======== Data entries ========

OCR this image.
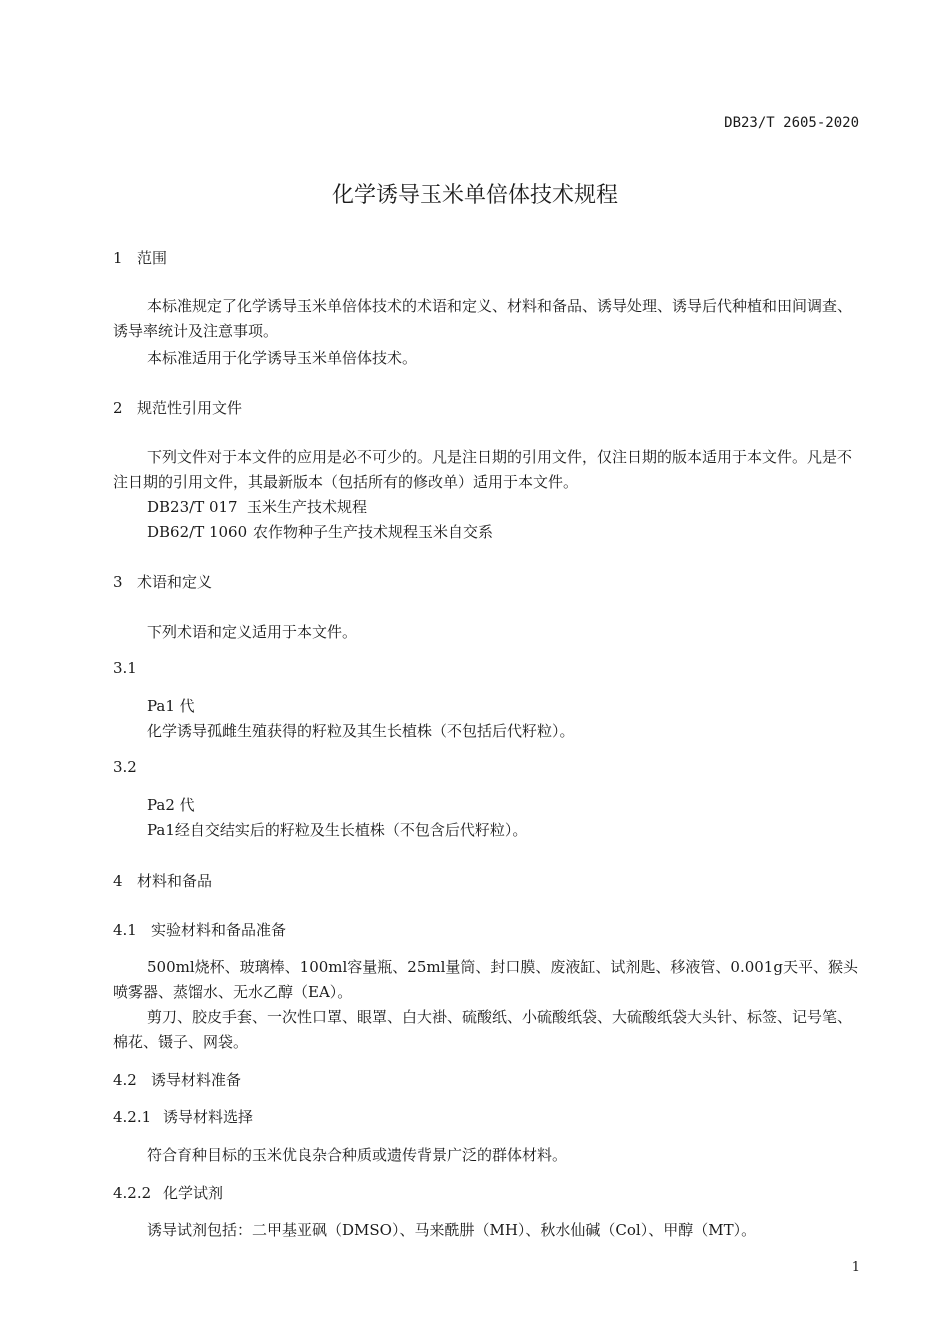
DB23/T 2605-2020
化学诱导玉米单倍体技术规程
1 范围
本标准规定了化学诱导玉米单倍体技术的术语和定义、材料和备品、诱导处理、诱导后代种植和田间调查、诱导率统计及注意事项。
本标准适用于化学诱导玉米单倍体技术。
2 规范性引用文件
下列文件对于本文件的应用是必不可少的。凡是注日期的引用文件，仅注日期的版本适用于本文件。凡是不注日期的引用文件，其最新版本（包括所有的修改单）适用于本文件。
DB23/T 017 玉米生产技术规程
DB62/T 1060 农作物种子生产技术规程玉米自交系
3 术语和定义
下列术语和定义适用于本文件。
3.1
Pa1 代
化学诱导孤雌生殖获得的籽粒及其生长植株（不包括后代籽粒）。
3.2
Pa2 代
Pa1经自交结实后的籽粒及生长植株（不包含后代籽粒）。
4 材料和备品
4.1 实验材料和备品准备
500ml烧杯、玻璃棒、100ml容量瓶、25ml量筒、封口膜、废液缸、试剂匙、移液管、0.001g天平、猴头喷雾器、蒸馏水、无水乙醇（EA）。
剪刀、胶皮手套、一次性口罩、眼罩、白大褂、硫酸纸、小硫酸纸袋、大硫酸纸袋大头针、标签、记号笔、棉花、镊子、网袋。
4.2 诱导材料准备
4.2.1 诱导材料选择
符合育种目标的玉米优良杂合种质或遗传背景广泛的群体材料。
4.2.2 化学试剂
诱导试剂包括：二甲基亚砜（DMSO）、马来酰肼（MH）、秋水仙碱（Col）、甲醇（MT）。
1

========

Directions:
Without including any pictures, please restate all the records exactly.

Result:
OCR this image.
DB23/T 2605-2020
化学诱导玉米单倍体技术规程
1 范围
本标准规定了化学诱导玉米单倍体技术的术语和定义、材料和备品、诱导处理、诱导后代种植和田间调查、诱导率统计及注意事项。
本标准适用于化学诱导玉米单倍体技术。
2 规范性引用文件
下列文件对于本文件的应用是必不可少的。凡是注日期的引用文件，仅注日期的版本适用于本文件。凡是不注日期的引用文件，其最新版本（包括所有的修改单）适用于本文件。
DB23/T 017 玉米生产技术规程
DB62/T 1060 农作物种子生产技术规程玉米自交系
3 术语和定义
下列术语和定义适用于本文件。
3.1
Pa1 代
化学诱导孤雌生殖获得的籽粒及其生长植株（不包括后代籽粒）。
3.2
Pa2 代
Pa1经自交结实后的籽粒及生长植株（不包含后代籽粒）。
4 材料和备品
4.1 实验材料和备品准备
500ml烧杯、玻璃棒、100ml容量瓶、25ml量筒、封口膜、废液缸、试剂匙、移液管、0.001g天平、猴头喷雾器、蒸馏水、无水乙醇（EA）。
剪刀、胶皮手套、一次性口罩、眼罩、白大褂、硫酸纸、小硫酸纸袋、大硫酸纸袋大头针、标签、记号笔、棉花、镊子、网袋。
4.2 诱导材料准备
4.2.1 诱导材料选择
符合育种目标的玉米优良杂合种质或遗传背景广泛的群体材料。
4.2.2 化学试剂
诱导试剂包括：二甲基亚砜（DMSO）、马来酰肼（MH）、秋水仙碱（Col）、甲醇（MT）。
1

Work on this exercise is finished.